- **The problem**
Reproduce every line of the material below word for word, changing nothing.

- **Data for this task**
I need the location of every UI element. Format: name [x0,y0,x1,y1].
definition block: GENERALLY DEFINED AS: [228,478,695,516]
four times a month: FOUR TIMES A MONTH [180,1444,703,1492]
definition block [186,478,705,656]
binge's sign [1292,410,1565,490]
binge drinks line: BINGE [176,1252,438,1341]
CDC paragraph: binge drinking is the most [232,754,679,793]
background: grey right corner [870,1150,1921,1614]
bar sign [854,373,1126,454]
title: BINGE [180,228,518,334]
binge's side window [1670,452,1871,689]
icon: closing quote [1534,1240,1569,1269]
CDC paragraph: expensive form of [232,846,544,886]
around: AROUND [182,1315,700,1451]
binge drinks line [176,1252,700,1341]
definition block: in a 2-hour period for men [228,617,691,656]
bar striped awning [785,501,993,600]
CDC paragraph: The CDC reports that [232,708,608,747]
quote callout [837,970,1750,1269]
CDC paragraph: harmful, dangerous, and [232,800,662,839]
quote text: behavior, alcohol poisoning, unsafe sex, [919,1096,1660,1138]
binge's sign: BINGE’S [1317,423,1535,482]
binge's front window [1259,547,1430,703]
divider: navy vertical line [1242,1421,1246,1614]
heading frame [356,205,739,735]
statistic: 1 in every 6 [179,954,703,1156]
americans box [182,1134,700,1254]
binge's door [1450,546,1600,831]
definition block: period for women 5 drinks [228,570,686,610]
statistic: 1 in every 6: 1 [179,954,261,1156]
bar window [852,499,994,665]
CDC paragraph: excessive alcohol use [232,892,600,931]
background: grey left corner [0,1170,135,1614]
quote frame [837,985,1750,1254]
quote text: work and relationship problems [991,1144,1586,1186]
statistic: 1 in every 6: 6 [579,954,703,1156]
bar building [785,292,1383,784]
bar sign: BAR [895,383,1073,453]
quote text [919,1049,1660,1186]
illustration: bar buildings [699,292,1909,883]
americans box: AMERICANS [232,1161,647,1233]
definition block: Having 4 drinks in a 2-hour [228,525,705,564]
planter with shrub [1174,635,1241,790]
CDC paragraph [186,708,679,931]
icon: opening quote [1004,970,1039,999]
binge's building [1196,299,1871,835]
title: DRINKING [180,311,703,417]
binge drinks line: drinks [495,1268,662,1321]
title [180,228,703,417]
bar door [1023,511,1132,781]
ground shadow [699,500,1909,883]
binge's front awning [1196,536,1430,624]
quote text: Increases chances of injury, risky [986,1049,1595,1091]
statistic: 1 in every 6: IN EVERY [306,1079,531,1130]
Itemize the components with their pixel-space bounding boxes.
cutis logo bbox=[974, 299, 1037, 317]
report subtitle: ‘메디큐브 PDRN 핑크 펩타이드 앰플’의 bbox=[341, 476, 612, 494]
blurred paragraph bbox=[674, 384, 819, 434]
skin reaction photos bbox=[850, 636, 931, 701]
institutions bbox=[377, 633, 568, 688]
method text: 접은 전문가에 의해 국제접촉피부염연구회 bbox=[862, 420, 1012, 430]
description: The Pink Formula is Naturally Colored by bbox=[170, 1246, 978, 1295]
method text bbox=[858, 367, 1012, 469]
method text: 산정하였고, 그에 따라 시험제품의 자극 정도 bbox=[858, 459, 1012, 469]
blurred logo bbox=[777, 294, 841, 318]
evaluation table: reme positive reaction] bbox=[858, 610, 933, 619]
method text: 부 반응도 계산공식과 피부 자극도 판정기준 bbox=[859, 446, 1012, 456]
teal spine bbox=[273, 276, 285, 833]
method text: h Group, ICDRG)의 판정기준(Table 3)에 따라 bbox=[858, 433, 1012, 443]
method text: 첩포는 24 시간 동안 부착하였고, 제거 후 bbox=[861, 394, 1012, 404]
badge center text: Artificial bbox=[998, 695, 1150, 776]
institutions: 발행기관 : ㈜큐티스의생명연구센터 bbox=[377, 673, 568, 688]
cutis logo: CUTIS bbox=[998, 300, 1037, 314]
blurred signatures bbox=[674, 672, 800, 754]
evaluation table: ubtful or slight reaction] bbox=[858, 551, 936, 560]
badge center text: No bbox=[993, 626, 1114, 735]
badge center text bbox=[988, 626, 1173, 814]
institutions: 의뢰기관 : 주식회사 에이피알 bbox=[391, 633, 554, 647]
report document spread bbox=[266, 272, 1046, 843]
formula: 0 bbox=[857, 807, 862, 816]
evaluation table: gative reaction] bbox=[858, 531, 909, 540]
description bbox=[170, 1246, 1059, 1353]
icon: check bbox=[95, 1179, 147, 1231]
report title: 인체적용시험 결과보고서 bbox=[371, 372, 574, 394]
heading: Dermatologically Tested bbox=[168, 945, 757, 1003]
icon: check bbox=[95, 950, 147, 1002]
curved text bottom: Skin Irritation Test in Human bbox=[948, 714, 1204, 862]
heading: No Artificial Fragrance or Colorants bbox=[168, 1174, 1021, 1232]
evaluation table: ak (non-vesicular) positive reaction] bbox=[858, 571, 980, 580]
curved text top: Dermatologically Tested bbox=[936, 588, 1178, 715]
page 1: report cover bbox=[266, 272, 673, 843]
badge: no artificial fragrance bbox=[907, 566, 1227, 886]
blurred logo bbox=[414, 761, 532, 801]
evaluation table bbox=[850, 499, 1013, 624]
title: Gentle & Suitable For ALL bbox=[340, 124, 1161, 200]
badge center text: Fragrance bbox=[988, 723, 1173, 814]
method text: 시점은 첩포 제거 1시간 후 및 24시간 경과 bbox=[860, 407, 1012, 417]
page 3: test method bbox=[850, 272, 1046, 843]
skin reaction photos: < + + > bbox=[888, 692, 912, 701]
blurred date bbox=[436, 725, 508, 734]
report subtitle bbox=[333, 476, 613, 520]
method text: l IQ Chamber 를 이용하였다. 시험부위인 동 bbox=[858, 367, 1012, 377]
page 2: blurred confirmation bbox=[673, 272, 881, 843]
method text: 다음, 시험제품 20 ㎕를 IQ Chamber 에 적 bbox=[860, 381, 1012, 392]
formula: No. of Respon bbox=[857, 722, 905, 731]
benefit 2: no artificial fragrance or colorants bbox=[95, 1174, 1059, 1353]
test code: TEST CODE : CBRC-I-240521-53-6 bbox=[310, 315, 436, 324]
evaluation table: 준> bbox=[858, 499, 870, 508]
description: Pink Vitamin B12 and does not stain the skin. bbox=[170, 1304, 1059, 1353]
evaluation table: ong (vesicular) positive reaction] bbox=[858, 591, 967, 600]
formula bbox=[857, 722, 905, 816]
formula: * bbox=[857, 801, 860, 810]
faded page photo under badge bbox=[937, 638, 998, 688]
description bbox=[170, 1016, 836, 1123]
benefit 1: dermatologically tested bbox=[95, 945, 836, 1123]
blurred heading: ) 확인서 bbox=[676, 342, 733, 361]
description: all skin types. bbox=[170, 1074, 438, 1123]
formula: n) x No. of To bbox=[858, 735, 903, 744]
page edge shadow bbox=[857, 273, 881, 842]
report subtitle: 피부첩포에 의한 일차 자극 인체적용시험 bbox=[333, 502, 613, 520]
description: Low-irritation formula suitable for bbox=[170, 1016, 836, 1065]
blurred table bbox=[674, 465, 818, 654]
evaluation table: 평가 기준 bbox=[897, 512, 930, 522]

- **Written response**
I need the location of every UI element. Format: name [x0,y0,x1,y1].
definition block: GENERALLY DEFINED AS: [228,478,695,516]
four times a month: FOUR TIMES A MONTH [180,1444,703,1492]
definition block [186,478,705,656]
binge's sign [1292,410,1565,490]
binge drinks line: BINGE [176,1252,438,1341]
CDC paragraph: binge drinking is the most [232,754,679,793]
background: grey right corner [870,1150,1921,1614]
bar sign [854,373,1126,454]
title: BINGE [180,228,518,334]
binge's side window [1670,452,1871,689]
icon: closing quote [1534,1240,1569,1269]
CDC paragraph: expensive form of [232,846,544,886]
around: AROUND [182,1315,700,1451]
binge drinks line [176,1252,700,1341]
definition block: in a 2-hour period for men [228,617,691,656]
bar striped awning [785,501,993,600]
CDC paragraph: The CDC reports that [232,708,608,747]
quote callout [837,970,1750,1269]
CDC paragraph: harmful, dangerous, and [232,800,662,839]
quote text: behavior, alcohol poisoning, unsafe sex, [919,1096,1660,1138]
binge's sign: BINGE’S [1317,423,1535,482]
binge's front window [1259,547,1430,703]
divider: navy vertical line [1242,1421,1246,1614]
heading frame [356,205,739,735]
statistic: 1 in every 6 [179,954,703,1156]
americans box [182,1134,700,1254]
binge's door [1450,546,1600,831]
definition block: period for women 5 drinks [228,570,686,610]
statistic: 1 in every 6: 1 [179,954,261,1156]
bar window [852,499,994,665]
CDC paragraph: excessive alcohol use [232,892,600,931]
background: grey left corner [0,1170,135,1614]
quote frame [837,985,1750,1254]
quote text: work and relationship problems [991,1144,1586,1186]
statistic: 1 in every 6: 6 [579,954,703,1156]
bar building [785,292,1383,784]
bar sign: BAR [895,383,1073,453]
quote text [919,1049,1660,1186]
illustration: bar buildings [699,292,1909,883]
americans box: AMERICANS [232,1161,647,1233]
definition block: Having 4 drinks in a 2-hour [228,525,705,564]
planter with shrub [1174,635,1241,790]
CDC paragraph [186,708,679,931]
icon: opening quote [1004,970,1039,999]
binge's building [1196,299,1871,835]
title: DRINKING [180,311,703,417]
binge drinks line: drinks [495,1268,662,1321]
title [180,228,703,417]
bar door [1023,511,1132,781]
ground shadow [699,500,1909,883]
binge's front awning [1196,536,1430,624]
quote text: Increases chances of injury, risky [986,1049,1595,1091]
statistic: 1 in every 6: IN EVERY [306,1079,531,1130]
Itemize the components with their pixel-space bounding boxes.
cutis logo bbox=[974, 299, 1037, 317]
report subtitle: ‘메디큐브 PDRN 핑크 펩타이드 앰플’의 bbox=[341, 476, 612, 494]
blurred paragraph bbox=[674, 384, 819, 434]
skin reaction photos bbox=[850, 636, 931, 701]
institutions bbox=[377, 633, 568, 688]
method text: 접은 전문가에 의해 국제접촉피부염연구회 bbox=[862, 420, 1012, 430]
description: The Pink Formula is Naturally Colored by bbox=[170, 1246, 978, 1295]
method text bbox=[858, 367, 1012, 469]
method text: 산정하였고, 그에 따라 시험제품의 자극 정도 bbox=[858, 459, 1012, 469]
blurred logo bbox=[777, 294, 841, 318]
evaluation table: reme positive reaction] bbox=[858, 610, 933, 619]
method text: 부 반응도 계산공식과 피부 자극도 판정기준 bbox=[859, 446, 1012, 456]
teal spine bbox=[273, 276, 285, 833]
method text: h Group, ICDRG)의 판정기준(Table 3)에 따라 bbox=[858, 433, 1012, 443]
method text: 첩포는 24 시간 동안 부착하였고, 제거 후 bbox=[861, 394, 1012, 404]
badge center text: Artificial bbox=[998, 695, 1150, 776]
institutions: 발행기관 : ㈜큐티스의생명연구센터 bbox=[377, 673, 568, 688]
cutis logo: CUTIS bbox=[998, 300, 1037, 314]
blurred signatures bbox=[674, 672, 800, 754]
evaluation table: ubtful or slight reaction] bbox=[858, 551, 936, 560]
badge center text: No bbox=[993, 626, 1114, 735]
badge center text bbox=[988, 626, 1173, 814]
institutions: 의뢰기관 : 주식회사 에이피알 bbox=[391, 633, 554, 647]
report document spread bbox=[266, 272, 1046, 843]
formula: 0 bbox=[857, 807, 862, 816]
evaluation table: gative reaction] bbox=[858, 531, 909, 540]
description bbox=[170, 1246, 1059, 1353]
icon: check bbox=[95, 1179, 147, 1231]
report title: 인체적용시험 결과보고서 bbox=[371, 372, 574, 394]
heading: Dermatologically Tested bbox=[168, 945, 757, 1003]
icon: check bbox=[95, 950, 147, 1002]
curved text bottom: Skin Irritation Test in Human bbox=[948, 714, 1204, 862]
heading: No Artificial Fragrance or Colorants bbox=[168, 1174, 1021, 1232]
evaluation table: ak (non-vesicular) positive reaction] bbox=[858, 571, 980, 580]
curved text top: Dermatologically Tested bbox=[936, 588, 1178, 715]
page 1: report cover bbox=[266, 272, 673, 843]
badge: no artificial fragrance bbox=[907, 566, 1227, 886]
blurred logo bbox=[414, 761, 532, 801]
evaluation table bbox=[850, 499, 1013, 624]
title: Gentle & Suitable For ALL bbox=[340, 124, 1161, 200]
badge center text: Fragrance bbox=[988, 723, 1173, 814]
method text: 시점은 첩포 제거 1시간 후 및 24시간 경과 bbox=[860, 407, 1012, 417]
page 3: test method bbox=[850, 272, 1046, 843]
skin reaction photos: < + + > bbox=[888, 692, 912, 701]
blurred date bbox=[436, 725, 508, 734]
report subtitle bbox=[333, 476, 613, 520]
method text: l IQ Chamber 를 이용하였다. 시험부위인 동 bbox=[858, 367, 1012, 377]
page 2: blurred confirmation bbox=[673, 272, 881, 843]
method text: 다음, 시험제품 20 ㎕를 IQ Chamber 에 적 bbox=[860, 381, 1012, 392]
formula: No. of Respon bbox=[857, 722, 905, 731]
benefit 2: no artificial fragrance or colorants bbox=[95, 1174, 1059, 1353]
test code: TEST CODE : CBRC-I-240521-53-6 bbox=[310, 315, 436, 324]
evaluation table: 준> bbox=[858, 499, 870, 508]
description: Pink Vitamin B12 and does not stain the skin. bbox=[170, 1304, 1059, 1353]
evaluation table: ong (vesicular) positive reaction] bbox=[858, 591, 967, 600]
formula bbox=[857, 722, 905, 816]
formula: * bbox=[857, 801, 860, 810]
faded page photo under badge bbox=[937, 638, 998, 688]
description bbox=[170, 1016, 836, 1123]
benefit 1: dermatologically tested bbox=[95, 945, 836, 1123]
blurred heading: ) 확인서 bbox=[676, 342, 733, 361]
description: all skin types. bbox=[170, 1074, 438, 1123]
formula: n) x No. of To bbox=[858, 735, 903, 744]
page edge shadow bbox=[857, 273, 881, 842]
report subtitle: 피부첩포에 의한 일차 자극 인체적용시험 bbox=[333, 502, 613, 520]
description: Low-irritation formula suitable for bbox=[170, 1016, 836, 1065]
blurred table bbox=[674, 465, 818, 654]
evaluation table: 평가 기준 bbox=[897, 512, 930, 522]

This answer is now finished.